RECORD EXTRACTS —

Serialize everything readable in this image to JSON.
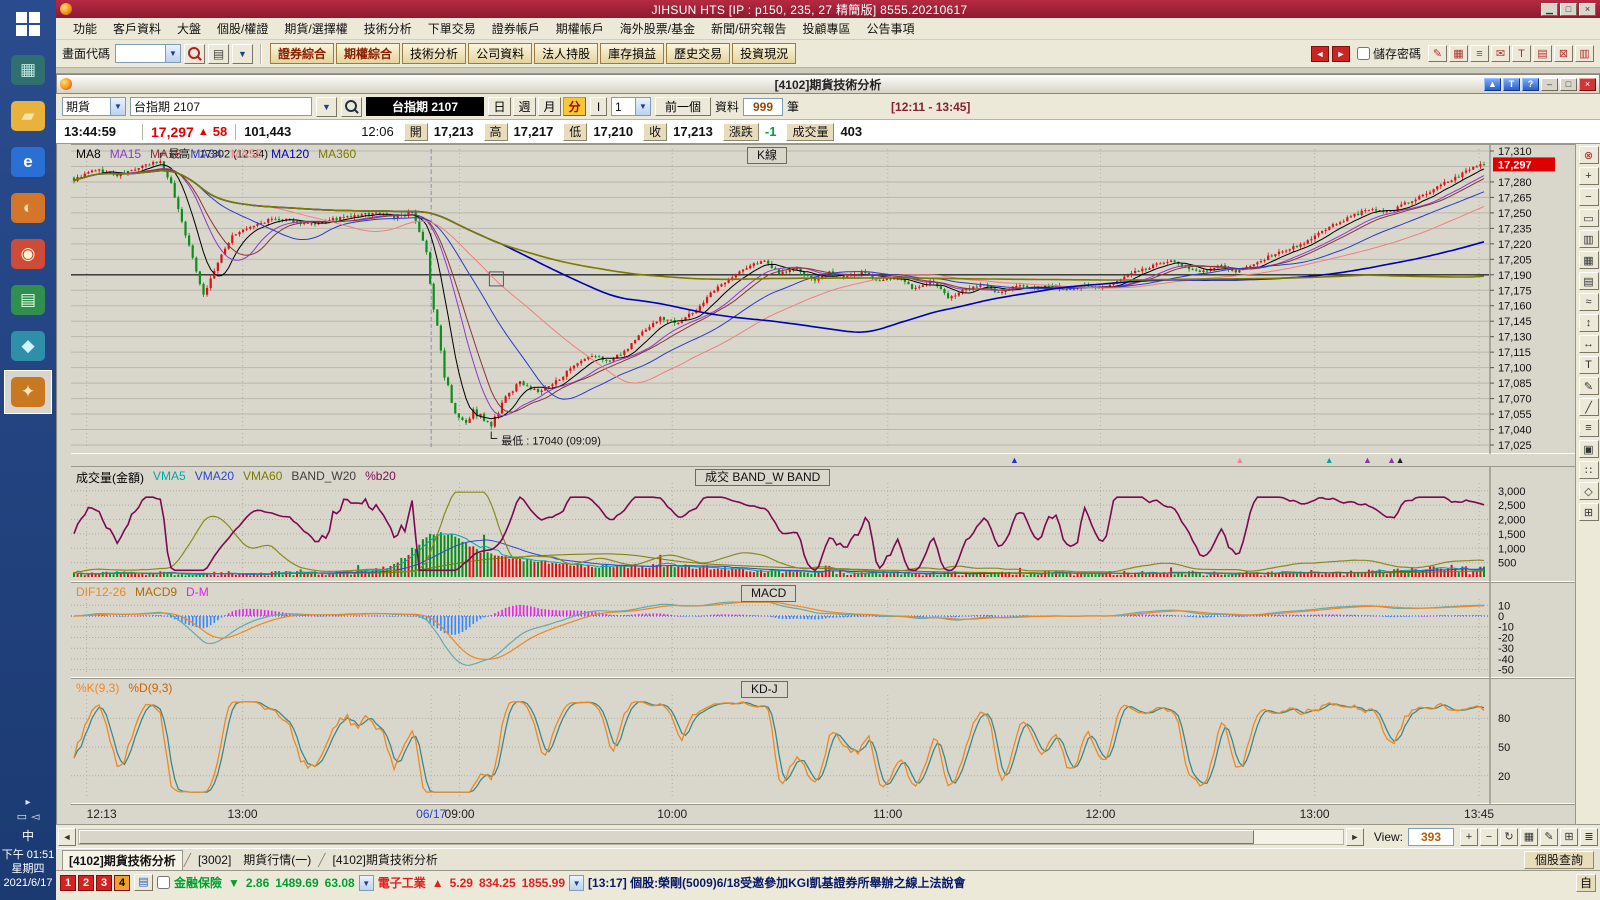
{
  "titlebar": {
    "title": "JIHSUN HTS    [IP : p150, 235, 27 精簡版] 8555.20210617"
  },
  "sidebar": {
    "clock_ampm": "下午 01:51",
    "clock_weekday": "星期四",
    "clock_date": "2021/6/17",
    "lang_indicator": "中",
    "icons": [
      {
        "name": "start-menu",
        "glyph": "",
        "bg": "",
        "fg": ""
      },
      {
        "name": "spreadsheet-app",
        "glyph": "▦",
        "bg": "#2f6f6f",
        "fg": "#bfe8e0"
      },
      {
        "name": "folder",
        "glyph": "▰",
        "bg": "#e8b23c",
        "fg": "#f8e4a8"
      },
      {
        "name": "internet-explorer",
        "glyph": "e",
        "bg": "#2a6fd4",
        "fg": "#ffffff"
      },
      {
        "name": "paint-app",
        "glyph": "◐",
        "bg": "#d4762a",
        "fg": "#ffe2b0"
      },
      {
        "name": "chrome-browser",
        "glyph": "◉",
        "bg": "#ce4b37",
        "fg": "#fdf3d0"
      },
      {
        "name": "document-app",
        "glyph": "▤",
        "bg": "#2f8f4f",
        "fg": "#e0ffe0"
      },
      {
        "name": "cad-app",
        "glyph": "◆",
        "bg": "#2f8fa8",
        "fg": "#d0f4ff"
      },
      {
        "name": "hts-app",
        "glyph": "✦",
        "bg": "#c87820",
        "fg": "#ffe8c0",
        "active": true
      }
    ]
  },
  "menus": [
    "功能",
    "客戶資料",
    "大盤",
    "個股/權證",
    "期貨/選擇權",
    "技術分析",
    "下單交易",
    "證券帳戶",
    "期權帳戶",
    "海外股票/基金",
    "新聞/研究報告",
    "投顧專區",
    "公告事項"
  ],
  "toolbar": {
    "screen_code_label": "畫面代碼",
    "quick_buttons": [
      {
        "label": "證券綜合",
        "accent": true
      },
      {
        "label": "期權綜合",
        "accent": true
      },
      {
        "label": "技術分析",
        "accent": false
      },
      {
        "label": "公司資料",
        "accent": false
      },
      {
        "label": "法人持股",
        "accent": false
      },
      {
        "label": "庫存損益",
        "accent": false
      },
      {
        "label": "歷史交易",
        "accent": false
      },
      {
        "label": "投資現況",
        "accent": false
      }
    ],
    "save_password_label": "儲存密碼",
    "right_icons": [
      "✎",
      "▦",
      "≡",
      "✉",
      "T",
      "▤",
      "⊠",
      "▥"
    ]
  },
  "window": {
    "title": "[4102]期貨技術分析",
    "btn_up": "▲",
    "btn_t": "T",
    "btn_help": "?",
    "btn_min": "–",
    "btn_max": "□",
    "btn_close": "×"
  },
  "controls": {
    "market": "期貨",
    "symbol": "台指期 2107",
    "symbol_display": "台指期 2107",
    "periods": [
      "日",
      "週",
      "月",
      "分"
    ],
    "active_period": "分",
    "i_button": "I",
    "interval": "1",
    "prev_button": "前一個",
    "data_label": "資料",
    "data_count": "999",
    "unit_label": "筆",
    "range_label": "[12:11 - 13:45]"
  },
  "quote": {
    "time": "13:44:59",
    "last": "17,297",
    "dir": "▲",
    "change": "58",
    "total_volume": "101,443",
    "bar_time": "12:06",
    "open_label": "開",
    "open": "17,213",
    "high_label": "高",
    "high": "17,217",
    "low_label": "低",
    "low": "17,210",
    "close_label": "收",
    "close": "17,213",
    "chg_label": "漲跌",
    "chg": "-1",
    "vol_label": "成交量",
    "vol": "403"
  },
  "chart_data": {
    "type": "candlestick",
    "symbol": "台指期 2107",
    "interval": "1分",
    "bars": 393,
    "price_axis": {
      "min": 17025,
      "max": 17310,
      "tick_step": 15
    },
    "current_price": 17297,
    "prev_ref_price": 17190,
    "session_break_frac": 0.254,
    "high_annotation": {
      "text": "最高 : 17302 (12:34)",
      "price": 17302,
      "frac": 0.06
    },
    "low_annotation": {
      "text": "最低 : 17040 (09:09)",
      "price": 17040,
      "frac": 0.296
    },
    "cursor_box": {
      "frac": 0.3,
      "price": 17186
    },
    "x_labels": [
      {
        "label": "12:13",
        "frac": 0.011
      },
      {
        "label": "13:00",
        "frac": 0.121
      },
      {
        "label": "06/17",
        "frac": 0.254,
        "highlight": true
      },
      {
        "label": "09:00",
        "frac": 0.274
      },
      {
        "label": "10:00",
        "frac": 0.424
      },
      {
        "label": "11:00",
        "frac": 0.576
      },
      {
        "label": "12:00",
        "frac": 0.726
      },
      {
        "label": "13:00",
        "frac": 0.877
      },
      {
        "label": "13:45",
        "frac": 0.993
      }
    ],
    "price_anchors": [
      [
        0.0,
        17282
      ],
      [
        0.015,
        17292
      ],
      [
        0.03,
        17286
      ],
      [
        0.045,
        17293
      ],
      [
        0.06,
        17300
      ],
      [
        0.068,
        17282
      ],
      [
        0.08,
        17225
      ],
      [
        0.092,
        17170
      ],
      [
        0.1,
        17196
      ],
      [
        0.112,
        17228
      ],
      [
        0.125,
        17236
      ],
      [
        0.14,
        17244
      ],
      [
        0.155,
        17242
      ],
      [
        0.17,
        17238
      ],
      [
        0.185,
        17244
      ],
      [
        0.2,
        17247
      ],
      [
        0.215,
        17250
      ],
      [
        0.23,
        17246
      ],
      [
        0.242,
        17248
      ],
      [
        0.25,
        17210
      ],
      [
        0.256,
        17150
      ],
      [
        0.262,
        17100
      ],
      [
        0.27,
        17060
      ],
      [
        0.278,
        17050
      ],
      [
        0.285,
        17058
      ],
      [
        0.291,
        17046
      ],
      [
        0.296,
        17042
      ],
      [
        0.302,
        17058
      ],
      [
        0.308,
        17075
      ],
      [
        0.318,
        17086
      ],
      [
        0.328,
        17076
      ],
      [
        0.338,
        17082
      ],
      [
        0.348,
        17094
      ],
      [
        0.358,
        17104
      ],
      [
        0.368,
        17112
      ],
      [
        0.38,
        17106
      ],
      [
        0.392,
        17118
      ],
      [
        0.404,
        17136
      ],
      [
        0.416,
        17148
      ],
      [
        0.428,
        17144
      ],
      [
        0.44,
        17154
      ],
      [
        0.452,
        17172
      ],
      [
        0.464,
        17186
      ],
      [
        0.476,
        17196
      ],
      [
        0.488,
        17204
      ],
      [
        0.5,
        17192
      ],
      [
        0.512,
        17196
      ],
      [
        0.524,
        17184
      ],
      [
        0.536,
        17192
      ],
      [
        0.548,
        17188
      ],
      [
        0.56,
        17192
      ],
      [
        0.572,
        17184
      ],
      [
        0.584,
        17188
      ],
      [
        0.596,
        17176
      ],
      [
        0.608,
        17184
      ],
      [
        0.62,
        17168
      ],
      [
        0.632,
        17176
      ],
      [
        0.644,
        17180
      ],
      [
        0.656,
        17172
      ],
      [
        0.668,
        17180
      ],
      [
        0.68,
        17176
      ],
      [
        0.692,
        17180
      ],
      [
        0.704,
        17176
      ],
      [
        0.716,
        17180
      ],
      [
        0.728,
        17176
      ],
      [
        0.74,
        17184
      ],
      [
        0.752,
        17192
      ],
      [
        0.764,
        17198
      ],
      [
        0.776,
        17204
      ],
      [
        0.788,
        17198
      ],
      [
        0.8,
        17192
      ],
      [
        0.812,
        17200
      ],
      [
        0.824,
        17192
      ],
      [
        0.836,
        17200
      ],
      [
        0.848,
        17208
      ],
      [
        0.86,
        17214
      ],
      [
        0.872,
        17220
      ],
      [
        0.884,
        17232
      ],
      [
        0.896,
        17240
      ],
      [
        0.908,
        17248
      ],
      [
        0.92,
        17254
      ],
      [
        0.932,
        17250
      ],
      [
        0.944,
        17260
      ],
      [
        0.956,
        17266
      ],
      [
        0.968,
        17276
      ],
      [
        0.98,
        17284
      ],
      [
        0.99,
        17292
      ],
      [
        1.0,
        17297
      ]
    ],
    "ma_lines": [
      {
        "label": "MA8",
        "window": 8,
        "color": "#000000"
      },
      {
        "label": "MA15",
        "window": 15,
        "color": "#8a3cc8"
      },
      {
        "label": "MA18",
        "window": 18,
        "color": "#8a3434"
      },
      {
        "label": "MA34",
        "window": 34,
        "color": "#2a3cc8"
      },
      {
        "label": "MA55",
        "window": 55,
        "color": "#ee8080"
      },
      {
        "label": "MA120",
        "window": 120,
        "color": "#0000b4"
      },
      {
        "label": "MA360",
        "window": 360,
        "color": "#7a7a00"
      }
    ],
    "kline_box_label": "K線",
    "volume_panel": {
      "legend": [
        {
          "t": "成交量(金額)",
          "c": "#000000"
        },
        {
          "t": "VMA5",
          "c": "#00a8a8"
        },
        {
          "t": "VMA20",
          "c": "#2a46d4"
        },
        {
          "t": "VMA60",
          "c": "#7a7a00"
        },
        {
          "t": "BAND_W20",
          "c": "#404040"
        },
        {
          "t": "%b20",
          "c": "#7c0a50"
        }
      ],
      "box_label": "成交  BAND_W  BAND",
      "ticks": [
        500,
        1000,
        1500,
        2000,
        2500,
        3000
      ],
      "max": 3200
    },
    "macd_panel": {
      "legend": [
        {
          "t": "DIF12-26",
          "c": "#ee8822"
        },
        {
          "t": "MACD9",
          "c": "#b46a00"
        },
        {
          "t": "D-M",
          "c": "#e822e8"
        }
      ],
      "box_label": "MACD",
      "ticks": [
        10,
        0,
        -10,
        -20,
        -30,
        -40,
        -50
      ]
    },
    "kd_panel": {
      "legend": [
        {
          "t": "%K(9,3)",
          "c": "#ee8822"
        },
        {
          "t": "%D(9,3)",
          "c": "#c86400"
        }
      ],
      "box_label": "KD-J",
      "ticks": [
        80,
        50,
        20
      ]
    },
    "signal_markers": [
      {
        "frac": 0.665,
        "color": "#2233cc"
      },
      {
        "frac": 0.824,
        "color": "#ee82a0"
      },
      {
        "frac": 0.887,
        "color": "#00a8a8"
      },
      {
        "frac": 0.914,
        "color": "#8833aa"
      },
      {
        "frac": 0.931,
        "color": "#8833aa"
      },
      {
        "frac": 0.937,
        "color": "#202020"
      }
    ],
    "tool_icons": [
      "⊗",
      "+",
      "−",
      "▭",
      "▥",
      "▦",
      "▤",
      "≈",
      "↕",
      "↔",
      "T",
      "✎",
      "╱",
      "≡",
      "▣",
      "∷",
      "◇",
      "⊞"
    ]
  },
  "scrollbar": {
    "left_arrow": "◄",
    "right_arrow": "►",
    "view_label": "View:",
    "view_value": "393",
    "icons": [
      "+",
      "−",
      "↻",
      "▦",
      "✎",
      "⊞",
      "≣"
    ]
  },
  "tabs": {
    "items": [
      "[4102]期貨技術分析",
      "[3002]　期貨行情(一)",
      "[4102]期貨技術分析"
    ],
    "right_button": "個股查詢"
  },
  "statusbar": {
    "page_tabs": [
      {
        "label": "1",
        "bg": "#d42222",
        "fg": "#ffffff"
      },
      {
        "label": "2",
        "bg": "#d42222",
        "fg": "#ffffff"
      },
      {
        "label": "3",
        "bg": "#d42222",
        "fg": "#ffffff"
      },
      {
        "label": "4",
        "bg": "#f0a030",
        "fg": "#000000"
      }
    ],
    "ticker1": {
      "name": "金融保險",
      "dir": "▼",
      "v1": "2.86",
      "v2": "1489.69",
      "v3": "63.08",
      "color": "#00a030"
    },
    "ticker2": {
      "name": "電子工業",
      "dir": "▲",
      "v1": "5.29",
      "v2": "834.25",
      "v3": "1855.99",
      "color": "#e02020"
    },
    "news": "[13:17] 個股:榮剛(5009)6/18受邀參加KGI凱基證券所舉辦之線上法說會",
    "right_button": "自"
  }
}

GOAL OF THE EXERCISE — In the records above, find each line holding "true" and copy it.

THE REPLY —
        "active": true
        "accent": true
        "accent": true
        "highlight": true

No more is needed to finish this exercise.